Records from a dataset

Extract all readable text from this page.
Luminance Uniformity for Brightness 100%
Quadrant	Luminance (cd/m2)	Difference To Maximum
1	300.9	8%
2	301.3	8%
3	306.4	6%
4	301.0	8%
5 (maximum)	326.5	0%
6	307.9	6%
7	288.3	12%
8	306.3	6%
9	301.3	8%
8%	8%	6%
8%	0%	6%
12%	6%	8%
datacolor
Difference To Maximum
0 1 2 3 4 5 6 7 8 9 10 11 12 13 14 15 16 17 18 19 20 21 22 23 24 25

→ What the exercise asks:
Give the listing again, word for word.

→ Task output:
Extract all readable text from this page.
Luminance Uniformity for Brightness 100%
Quadrant	Luminance (cd/m2)	Difference To Maximum
1	300.9	8%
2	301.3	8%
3	306.4	6%
4	301.0	8%
5 (maximum)	326.5	0%
6	307.9	6%
7	288.3	12%
8	306.3	6%
9	301.3	8%
8%	8%	6%
8%	0%	6%
12%	6%	8%
datacolor
Difference To Maximum
0 1 2 3 4 5 6 7 8 9 10 11 12 13 14 15 16 17 18 19 20 21 22 23 24 25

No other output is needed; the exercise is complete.